» Figure contents as structured data:
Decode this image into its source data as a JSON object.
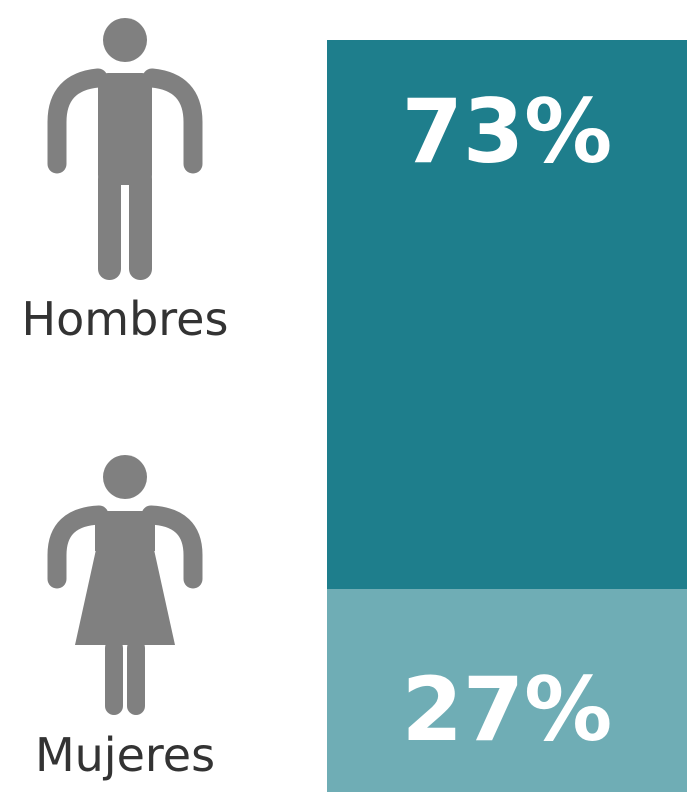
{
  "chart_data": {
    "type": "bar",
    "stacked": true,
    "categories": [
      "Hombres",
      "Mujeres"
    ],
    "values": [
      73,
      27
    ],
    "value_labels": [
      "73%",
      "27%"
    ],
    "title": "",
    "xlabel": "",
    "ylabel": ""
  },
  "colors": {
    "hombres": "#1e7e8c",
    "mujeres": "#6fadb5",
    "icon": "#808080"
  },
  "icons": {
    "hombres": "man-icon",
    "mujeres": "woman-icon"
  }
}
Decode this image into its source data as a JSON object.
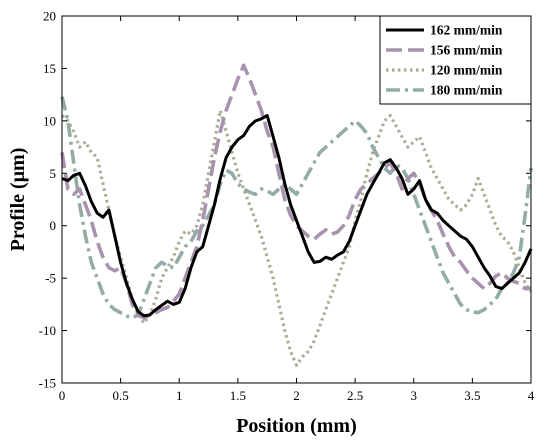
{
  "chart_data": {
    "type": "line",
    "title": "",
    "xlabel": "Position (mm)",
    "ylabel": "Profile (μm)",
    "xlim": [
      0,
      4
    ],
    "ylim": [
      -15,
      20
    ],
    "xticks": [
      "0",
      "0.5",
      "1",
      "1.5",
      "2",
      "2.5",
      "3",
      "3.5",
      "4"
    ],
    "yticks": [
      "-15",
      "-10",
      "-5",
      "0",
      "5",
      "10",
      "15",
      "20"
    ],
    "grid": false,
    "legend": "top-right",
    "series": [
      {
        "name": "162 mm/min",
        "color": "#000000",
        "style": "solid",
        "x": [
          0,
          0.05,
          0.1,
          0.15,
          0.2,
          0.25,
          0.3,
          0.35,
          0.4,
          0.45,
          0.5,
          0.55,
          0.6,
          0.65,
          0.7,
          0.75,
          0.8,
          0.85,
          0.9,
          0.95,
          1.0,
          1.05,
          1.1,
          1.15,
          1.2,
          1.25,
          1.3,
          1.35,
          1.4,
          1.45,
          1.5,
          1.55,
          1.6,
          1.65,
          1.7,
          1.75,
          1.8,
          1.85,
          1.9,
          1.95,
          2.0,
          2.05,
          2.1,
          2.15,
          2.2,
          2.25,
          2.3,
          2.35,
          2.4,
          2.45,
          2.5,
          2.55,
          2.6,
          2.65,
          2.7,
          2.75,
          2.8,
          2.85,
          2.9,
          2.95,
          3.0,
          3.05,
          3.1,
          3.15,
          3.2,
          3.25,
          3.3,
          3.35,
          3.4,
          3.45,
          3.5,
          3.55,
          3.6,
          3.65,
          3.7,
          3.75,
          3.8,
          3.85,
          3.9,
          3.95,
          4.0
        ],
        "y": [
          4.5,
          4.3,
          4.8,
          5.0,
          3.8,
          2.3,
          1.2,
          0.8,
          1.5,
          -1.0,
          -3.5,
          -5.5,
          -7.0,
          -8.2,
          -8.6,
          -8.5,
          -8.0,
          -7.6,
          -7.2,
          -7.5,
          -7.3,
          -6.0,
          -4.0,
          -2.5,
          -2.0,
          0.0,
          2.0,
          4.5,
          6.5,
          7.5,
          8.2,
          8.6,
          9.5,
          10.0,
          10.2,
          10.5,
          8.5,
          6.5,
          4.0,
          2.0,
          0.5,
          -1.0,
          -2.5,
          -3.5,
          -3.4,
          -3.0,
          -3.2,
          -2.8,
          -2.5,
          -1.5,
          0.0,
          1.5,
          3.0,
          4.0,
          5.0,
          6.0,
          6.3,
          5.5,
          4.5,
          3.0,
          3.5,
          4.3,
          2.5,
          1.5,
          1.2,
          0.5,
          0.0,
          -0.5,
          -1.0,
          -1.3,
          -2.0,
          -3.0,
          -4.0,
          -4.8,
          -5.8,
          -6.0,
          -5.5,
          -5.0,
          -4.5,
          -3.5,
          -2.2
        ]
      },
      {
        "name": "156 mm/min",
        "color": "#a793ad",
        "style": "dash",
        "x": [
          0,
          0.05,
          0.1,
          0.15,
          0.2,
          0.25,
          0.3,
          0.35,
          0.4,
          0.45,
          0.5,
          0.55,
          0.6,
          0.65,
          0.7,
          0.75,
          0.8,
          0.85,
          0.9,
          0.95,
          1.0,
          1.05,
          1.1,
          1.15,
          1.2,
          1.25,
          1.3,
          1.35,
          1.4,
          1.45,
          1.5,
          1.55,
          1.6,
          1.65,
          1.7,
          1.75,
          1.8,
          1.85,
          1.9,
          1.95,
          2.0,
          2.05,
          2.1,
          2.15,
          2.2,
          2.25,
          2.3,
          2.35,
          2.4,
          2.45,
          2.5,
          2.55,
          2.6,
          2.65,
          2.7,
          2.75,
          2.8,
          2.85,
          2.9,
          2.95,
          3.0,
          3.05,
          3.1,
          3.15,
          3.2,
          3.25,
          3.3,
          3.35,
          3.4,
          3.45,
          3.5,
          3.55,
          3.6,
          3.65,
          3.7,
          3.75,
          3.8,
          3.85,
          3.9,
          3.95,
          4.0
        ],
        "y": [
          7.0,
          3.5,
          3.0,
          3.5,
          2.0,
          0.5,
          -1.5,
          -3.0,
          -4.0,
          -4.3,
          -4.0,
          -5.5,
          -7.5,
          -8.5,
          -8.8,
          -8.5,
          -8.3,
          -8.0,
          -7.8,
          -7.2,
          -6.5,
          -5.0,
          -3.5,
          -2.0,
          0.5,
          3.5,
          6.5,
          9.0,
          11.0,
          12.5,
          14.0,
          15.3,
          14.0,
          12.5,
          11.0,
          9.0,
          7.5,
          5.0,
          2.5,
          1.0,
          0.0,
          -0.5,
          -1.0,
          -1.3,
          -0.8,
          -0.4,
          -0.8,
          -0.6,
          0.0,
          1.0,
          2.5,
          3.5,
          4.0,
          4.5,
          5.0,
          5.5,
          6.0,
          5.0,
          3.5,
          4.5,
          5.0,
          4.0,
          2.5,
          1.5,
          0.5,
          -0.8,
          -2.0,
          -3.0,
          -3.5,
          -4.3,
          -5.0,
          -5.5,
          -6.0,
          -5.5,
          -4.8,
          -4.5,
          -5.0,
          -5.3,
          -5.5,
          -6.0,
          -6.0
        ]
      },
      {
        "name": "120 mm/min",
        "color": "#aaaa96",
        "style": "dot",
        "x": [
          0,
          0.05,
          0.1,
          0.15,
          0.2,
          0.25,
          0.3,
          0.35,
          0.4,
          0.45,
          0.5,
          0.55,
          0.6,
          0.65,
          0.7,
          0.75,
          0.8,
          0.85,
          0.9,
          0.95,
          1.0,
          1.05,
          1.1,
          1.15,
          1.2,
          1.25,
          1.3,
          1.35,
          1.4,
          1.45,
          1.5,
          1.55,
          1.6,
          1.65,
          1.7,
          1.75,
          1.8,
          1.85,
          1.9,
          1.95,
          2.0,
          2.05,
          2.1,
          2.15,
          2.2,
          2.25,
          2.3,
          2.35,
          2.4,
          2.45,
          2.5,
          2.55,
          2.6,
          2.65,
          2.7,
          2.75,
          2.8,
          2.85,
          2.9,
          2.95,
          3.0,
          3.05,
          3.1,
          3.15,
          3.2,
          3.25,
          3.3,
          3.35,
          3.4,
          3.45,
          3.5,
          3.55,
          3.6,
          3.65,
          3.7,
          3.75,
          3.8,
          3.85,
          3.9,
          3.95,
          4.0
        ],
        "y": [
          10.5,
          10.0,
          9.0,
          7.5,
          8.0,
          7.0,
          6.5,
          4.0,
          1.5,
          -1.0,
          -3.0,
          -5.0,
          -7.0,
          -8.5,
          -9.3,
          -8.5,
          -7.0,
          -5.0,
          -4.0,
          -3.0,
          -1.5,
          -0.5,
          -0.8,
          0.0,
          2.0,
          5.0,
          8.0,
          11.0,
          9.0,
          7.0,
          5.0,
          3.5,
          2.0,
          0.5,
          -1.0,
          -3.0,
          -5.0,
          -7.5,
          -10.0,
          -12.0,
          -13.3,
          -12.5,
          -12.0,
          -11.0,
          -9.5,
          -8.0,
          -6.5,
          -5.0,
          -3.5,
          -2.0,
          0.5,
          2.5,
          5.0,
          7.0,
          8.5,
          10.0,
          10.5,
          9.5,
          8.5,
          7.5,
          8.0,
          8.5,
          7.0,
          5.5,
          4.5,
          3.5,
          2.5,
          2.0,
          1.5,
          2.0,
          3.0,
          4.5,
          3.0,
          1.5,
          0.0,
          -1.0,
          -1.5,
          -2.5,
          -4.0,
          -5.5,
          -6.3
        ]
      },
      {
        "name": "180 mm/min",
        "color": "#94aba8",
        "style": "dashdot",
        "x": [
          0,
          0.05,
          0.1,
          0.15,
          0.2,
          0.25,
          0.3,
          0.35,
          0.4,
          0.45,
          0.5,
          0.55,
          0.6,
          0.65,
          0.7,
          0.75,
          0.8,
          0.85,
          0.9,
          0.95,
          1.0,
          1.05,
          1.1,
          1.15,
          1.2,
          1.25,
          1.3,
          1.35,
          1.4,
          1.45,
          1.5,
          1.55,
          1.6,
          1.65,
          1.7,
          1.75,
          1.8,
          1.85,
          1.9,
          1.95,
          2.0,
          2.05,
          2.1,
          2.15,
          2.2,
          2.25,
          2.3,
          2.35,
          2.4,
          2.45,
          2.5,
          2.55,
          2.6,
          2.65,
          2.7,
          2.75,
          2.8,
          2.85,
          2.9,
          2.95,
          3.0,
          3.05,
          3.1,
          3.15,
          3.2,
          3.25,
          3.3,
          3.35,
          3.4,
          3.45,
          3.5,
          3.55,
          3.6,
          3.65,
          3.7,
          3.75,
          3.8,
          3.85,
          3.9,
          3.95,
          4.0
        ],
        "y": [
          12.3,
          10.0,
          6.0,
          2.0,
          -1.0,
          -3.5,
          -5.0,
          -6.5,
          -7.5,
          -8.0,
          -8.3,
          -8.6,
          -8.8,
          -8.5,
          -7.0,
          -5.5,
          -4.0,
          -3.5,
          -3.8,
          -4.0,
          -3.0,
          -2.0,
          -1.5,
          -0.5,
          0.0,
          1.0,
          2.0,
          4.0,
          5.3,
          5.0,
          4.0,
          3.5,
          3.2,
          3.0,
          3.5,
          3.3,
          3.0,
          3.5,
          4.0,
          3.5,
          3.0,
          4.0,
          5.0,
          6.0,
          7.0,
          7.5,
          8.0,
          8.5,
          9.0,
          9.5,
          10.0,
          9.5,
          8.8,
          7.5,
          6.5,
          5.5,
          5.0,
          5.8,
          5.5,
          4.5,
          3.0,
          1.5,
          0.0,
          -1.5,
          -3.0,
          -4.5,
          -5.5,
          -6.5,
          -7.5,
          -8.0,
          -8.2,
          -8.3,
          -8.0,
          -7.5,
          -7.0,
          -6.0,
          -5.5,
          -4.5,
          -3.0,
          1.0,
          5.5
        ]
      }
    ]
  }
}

» EXERCISE DESCRIPTION:
Looking at the records above, tally the lines holding "style" and reply with that number only.

» TASK OUTPUT:
4